Quoted text –
◇ ◇ ◇ ◇ ◇ ◇ ◇

Saturday, January 21, 2012

Migrating Larger Tables to SharePoint

This is the third, and possibly the last, in a series of blog posts on my experiences migrating data from a working Access/SQL Server database to SharePoint, where it now serves me daily. It's a "hybrid" database, in the sense that the Front End is the original Access accdb, complete with all of the original VBA intact, while the Back End lives on SharePoint.
A couple of posts back I introduced you to this small project. In that initial post, I told you about the problem of "disappearing Primary Keys". To be honest, of course, Primary Keys don't really disappear. However, SharePoint does a really good job both of disguising them and hiding them from you. Unless you know how that happens and why, you might be as confused as I was at first. You do know all about that now, of course, because you've read my first blog post on the topic. The major consequence of that trick with Primary Keys is that it causes any relationships you've defined on those tables to go all squirrelly. "Squirrelly" is a software term that means, more or less, your relationships go flying off in random directions without much guidance or purpose.

In the second blog post in this series, I told you how I went about patching up those lost relationships between existing tables.

All of the tables I used as demos in those first two phases of the data migration held small numbers of records--no more than a few hundred.  However, if you are migrating a lot of data to a new SharePoint database, as I was, you probably have tables holding many thousands of records. That's a whole different story. When your recordsets go over a few hundred rows, you'll definitely want to adopt a different strategy, one based on advanced planning and some staging steps to get the tables and data ready to make the journey.

A Journey of Seven Thousand Records

As you may recall from the two previous posts, the data I migrated in this project came from a decade-old database, most recently with a SQL Server back end. I copied it all to my Office 365 Hosted SharePoint site. I'll use the term "migrate" in the rest of this blog to describe that process, in which I copied all of the records from one table to the other. Of course, the Access Front End remains as before; it's just connected to a different set of tables. The migration went well, once I figured out how to handle the little gotchas that cropped up. I've been using this SharePoint version for several weeks and couldn't be happier.

One of the most significant problems appeared when I was trying to upload the larger tables to SharePoint. These tables hold several thousand records each. The two largest tables, daily work details and invoice details, held over 7,500 records and over 5,700 records respectively. (It turns out I don't bill for every hour I record in this database. Go figure.)


Et Tu, Bruto

I found that I couldn't safely move more than a few hundred records at a time if I tried to do it the "brute force" way. "Brute force" would be clicking on a table, pointing it at a SharePoint site, and clicking the button to copy the data. The big culprit, I think, was that SharePoint was trying to index fields all during the migration. A lot of work was going on behind the scenes, and SharePoint and Access simply couldn't keep up. SharePoint couldn't import thousands of records and manage the indexes and referential integrity on the Foreign Key fields in those records efficiently in a single go.

◇ ◇ ◇ ◇ ◇ ◇ ◇

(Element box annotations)
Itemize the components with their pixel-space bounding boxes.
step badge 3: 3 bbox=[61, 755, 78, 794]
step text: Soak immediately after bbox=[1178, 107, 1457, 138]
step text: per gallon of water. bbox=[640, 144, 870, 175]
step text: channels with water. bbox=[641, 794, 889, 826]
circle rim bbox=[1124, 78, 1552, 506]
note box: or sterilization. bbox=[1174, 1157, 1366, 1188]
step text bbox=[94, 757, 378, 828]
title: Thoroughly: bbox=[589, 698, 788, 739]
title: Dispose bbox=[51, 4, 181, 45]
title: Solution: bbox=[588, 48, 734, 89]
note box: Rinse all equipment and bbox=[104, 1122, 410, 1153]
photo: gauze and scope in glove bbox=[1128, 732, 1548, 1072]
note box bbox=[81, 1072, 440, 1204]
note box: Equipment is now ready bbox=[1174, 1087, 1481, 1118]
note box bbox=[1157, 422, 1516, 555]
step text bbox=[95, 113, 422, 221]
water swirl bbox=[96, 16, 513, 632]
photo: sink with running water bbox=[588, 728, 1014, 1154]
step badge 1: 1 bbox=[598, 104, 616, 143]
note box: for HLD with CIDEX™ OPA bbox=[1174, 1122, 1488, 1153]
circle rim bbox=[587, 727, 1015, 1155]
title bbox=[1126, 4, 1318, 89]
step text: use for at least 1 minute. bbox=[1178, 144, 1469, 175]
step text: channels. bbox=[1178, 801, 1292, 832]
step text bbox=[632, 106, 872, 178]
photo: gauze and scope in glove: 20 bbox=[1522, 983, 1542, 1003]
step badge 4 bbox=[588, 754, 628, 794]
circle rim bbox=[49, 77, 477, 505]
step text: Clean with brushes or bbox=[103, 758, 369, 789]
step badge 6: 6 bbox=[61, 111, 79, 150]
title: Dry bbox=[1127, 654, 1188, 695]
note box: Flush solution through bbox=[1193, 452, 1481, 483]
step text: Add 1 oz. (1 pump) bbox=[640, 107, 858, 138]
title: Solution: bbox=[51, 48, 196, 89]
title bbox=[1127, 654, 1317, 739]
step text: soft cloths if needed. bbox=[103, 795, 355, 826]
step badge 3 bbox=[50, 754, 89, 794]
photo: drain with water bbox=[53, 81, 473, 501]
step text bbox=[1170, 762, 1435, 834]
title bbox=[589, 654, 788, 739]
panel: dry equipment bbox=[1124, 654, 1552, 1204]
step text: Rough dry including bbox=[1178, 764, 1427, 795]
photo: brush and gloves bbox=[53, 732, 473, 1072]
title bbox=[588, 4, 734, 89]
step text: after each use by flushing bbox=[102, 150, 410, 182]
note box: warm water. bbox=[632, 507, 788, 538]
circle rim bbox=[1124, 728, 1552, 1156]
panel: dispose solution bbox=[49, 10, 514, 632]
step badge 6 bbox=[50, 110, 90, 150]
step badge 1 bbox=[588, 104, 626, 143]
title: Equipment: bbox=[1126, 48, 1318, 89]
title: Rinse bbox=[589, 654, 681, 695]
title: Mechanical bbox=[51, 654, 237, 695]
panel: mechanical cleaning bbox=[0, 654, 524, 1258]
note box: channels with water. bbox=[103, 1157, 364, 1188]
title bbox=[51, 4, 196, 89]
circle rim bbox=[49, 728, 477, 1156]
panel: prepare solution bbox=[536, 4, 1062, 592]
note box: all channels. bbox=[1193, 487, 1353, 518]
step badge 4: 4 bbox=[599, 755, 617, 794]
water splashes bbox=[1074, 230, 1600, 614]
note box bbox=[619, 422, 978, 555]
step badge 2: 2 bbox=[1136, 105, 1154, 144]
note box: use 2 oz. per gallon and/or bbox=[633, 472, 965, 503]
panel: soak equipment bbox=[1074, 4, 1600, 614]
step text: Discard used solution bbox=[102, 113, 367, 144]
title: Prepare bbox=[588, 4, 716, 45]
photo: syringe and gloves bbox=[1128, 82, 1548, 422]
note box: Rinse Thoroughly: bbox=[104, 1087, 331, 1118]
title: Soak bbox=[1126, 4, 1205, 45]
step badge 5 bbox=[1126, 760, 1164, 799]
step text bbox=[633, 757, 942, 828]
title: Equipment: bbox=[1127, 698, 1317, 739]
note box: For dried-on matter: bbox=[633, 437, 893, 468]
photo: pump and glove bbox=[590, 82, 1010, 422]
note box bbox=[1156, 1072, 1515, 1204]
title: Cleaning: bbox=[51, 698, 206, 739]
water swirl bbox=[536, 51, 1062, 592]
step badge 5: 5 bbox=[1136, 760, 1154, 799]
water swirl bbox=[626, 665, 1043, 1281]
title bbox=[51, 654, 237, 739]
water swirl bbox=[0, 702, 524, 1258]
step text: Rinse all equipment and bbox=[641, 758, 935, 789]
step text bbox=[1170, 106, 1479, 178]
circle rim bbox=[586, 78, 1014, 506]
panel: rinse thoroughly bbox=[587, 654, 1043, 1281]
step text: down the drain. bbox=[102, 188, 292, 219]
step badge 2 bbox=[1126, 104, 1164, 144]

◇ ◇ ◇ ◇ ◇ ◇ ◇

Problems to solve –
(a) From the post on migrating larger tables to SharePoint, copy word for word the passage that begins at the words "In the second" and stops after "make the journey.".
(b) Translate this sentence from the post on migrating larger tables to SharePoint into Spanish: "The big culprit, I think, was that SharePoint was trying to index fields all during the migration."

Task-by-task outputs –
(a)
In the second blog post in this series, I told you how I went about patching up those lost relationships between existing tables.

All of the tables I used as demos in those first two phases of the data migration held small numbers of records--no more than a few hundred.  However, if you are migrating a lot of data to a new SharePoint database, as I was, you probably have tables holding many thousands of records. That's a whole different story. When your recordsets go over a few hundred rows, you'll definitely want to adopt a different strategy, one based on advanced planning and some staging steps to get the tables and data ready to make the journey.

(b) El gran culpable, creo, era que SharePoint intentaba indexar campos durante toda la migración.